— Start Dataset records —

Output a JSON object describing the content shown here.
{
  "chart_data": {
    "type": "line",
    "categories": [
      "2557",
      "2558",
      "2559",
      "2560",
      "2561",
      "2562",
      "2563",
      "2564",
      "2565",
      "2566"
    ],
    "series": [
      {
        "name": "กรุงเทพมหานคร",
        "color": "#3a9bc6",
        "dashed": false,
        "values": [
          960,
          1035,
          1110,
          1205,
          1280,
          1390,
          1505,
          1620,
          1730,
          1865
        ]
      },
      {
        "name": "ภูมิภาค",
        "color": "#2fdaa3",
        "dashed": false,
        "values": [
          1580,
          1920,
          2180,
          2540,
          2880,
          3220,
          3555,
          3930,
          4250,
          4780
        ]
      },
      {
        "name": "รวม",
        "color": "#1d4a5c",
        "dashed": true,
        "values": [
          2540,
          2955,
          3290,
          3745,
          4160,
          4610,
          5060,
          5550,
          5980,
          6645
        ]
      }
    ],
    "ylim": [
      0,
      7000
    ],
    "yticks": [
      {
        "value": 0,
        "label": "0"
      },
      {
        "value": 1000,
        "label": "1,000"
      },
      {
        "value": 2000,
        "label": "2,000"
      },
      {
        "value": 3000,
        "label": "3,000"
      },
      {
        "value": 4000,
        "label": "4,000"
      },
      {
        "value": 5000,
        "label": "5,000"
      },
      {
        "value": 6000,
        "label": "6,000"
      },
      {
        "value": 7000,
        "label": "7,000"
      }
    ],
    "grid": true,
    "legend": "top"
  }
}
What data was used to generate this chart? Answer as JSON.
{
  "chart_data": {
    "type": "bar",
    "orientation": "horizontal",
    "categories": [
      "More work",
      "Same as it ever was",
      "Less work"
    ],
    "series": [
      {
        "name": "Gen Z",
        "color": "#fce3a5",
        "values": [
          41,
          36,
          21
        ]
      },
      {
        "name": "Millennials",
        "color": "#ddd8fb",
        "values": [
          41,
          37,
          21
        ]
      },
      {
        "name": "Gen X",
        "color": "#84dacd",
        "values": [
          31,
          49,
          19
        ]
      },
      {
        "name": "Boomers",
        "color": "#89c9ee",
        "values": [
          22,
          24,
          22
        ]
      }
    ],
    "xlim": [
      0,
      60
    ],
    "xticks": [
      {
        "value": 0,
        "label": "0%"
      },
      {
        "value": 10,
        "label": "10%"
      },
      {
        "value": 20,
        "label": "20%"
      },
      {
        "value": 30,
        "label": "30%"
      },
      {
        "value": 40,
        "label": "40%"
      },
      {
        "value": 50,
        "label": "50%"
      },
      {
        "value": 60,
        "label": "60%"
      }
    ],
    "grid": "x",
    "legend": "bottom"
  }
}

— End Dataset records —

Using the data above, return each line exactly as written.

Output a JSON object describing the content shown here.
{
  "chart_data": {
    "type": "line",
    "categories": [
      "2557",
      "2558",
      "2559",
      "2560",
      "2561",
      "2562",
      "2563",
      "2564",
      "2565",
      "2566"
    ],
    "series": [
      {
        "name": "กรุงเทพมหานคร",
        "color": "#3a9bc6",
        "dashed": false,
        "values": [
          960,
          1035,
          1110,
          1205,
          1280,
          1390,
          1505,
          1620,
          1730,
          1865
        ]
      },
      {
        "name": "ภูมิภาค",
        "color": "#2fdaa3",
        "dashed": false,
        "values": [
          1580,
          1920,
          2180,
          2540,
          2880,
          3220,
          3555,
          3930,
          4250,
          4780
        ]
      },
      {
        "name": "รวม",
        "color": "#1d4a5c",
        "dashed": true,
        "values": [
          2540,
          2955,
          3290,
          3745,
          4160,
          4610,
          5060,
          5550,
          5980,
          6645
        ]
      }
    ],
    "ylim": [
      0,
      7000
    ],
    "yticks": [
      {
        "value": 0,
        "label": "0"
      },
      {
        "value": 1000,
        "label": "1,000"
      },
      {
        "value": 2000,
        "label": "2,000"
      },
      {
        "value": 3000,
        "label": "3,000"
      },
      {
        "value": 4000,
        "label": "4,000"
      },
      {
        "value": 5000,
        "label": "5,000"
      },
      {
        "value": 6000,
        "label": "6,000"
      },
      {
        "value": 7000,
        "label": "7,000"
      }
    ],
    "grid": true,
    "legend": "top"
  }
}
What data was used to generate this chart? Answer as JSON.
{
  "chart_data": {
    "type": "bar",
    "orientation": "horizontal",
    "categories": [
      "More work",
      "Same as it ever was",
      "Less work"
    ],
    "series": [
      {
        "name": "Gen Z",
        "color": "#fce3a5",
        "values": [
          41,
          36,
          21
        ]
      },
      {
        "name": "Millennials",
        "color": "#ddd8fb",
        "values": [
          41,
          37,
          21
        ]
      },
      {
        "name": "Gen X",
        "color": "#84dacd",
        "values": [
          31,
          49,
          19
        ]
      },
      {
        "name": "Boomers",
        "color": "#89c9ee",
        "values": [
          22,
          24,
          22
        ]
      }
    ],
    "xlim": [
      0,
      60
    ],
    "xticks": [
      {
        "value": 0,
        "label": "0%"
      },
      {
        "value": 10,
        "label": "10%"
      },
      {
        "value": 20,
        "label": "20%"
      },
      {
        "value": 30,
        "label": "30%"
      },
      {
        "value": 40,
        "label": "40%"
      },
      {
        "value": 50,
        "label": "50%"
      },
      {
        "value": 60,
        "label": "60%"
      }
    ],
    "grid": "x",
    "legend": "bottom"
  }
}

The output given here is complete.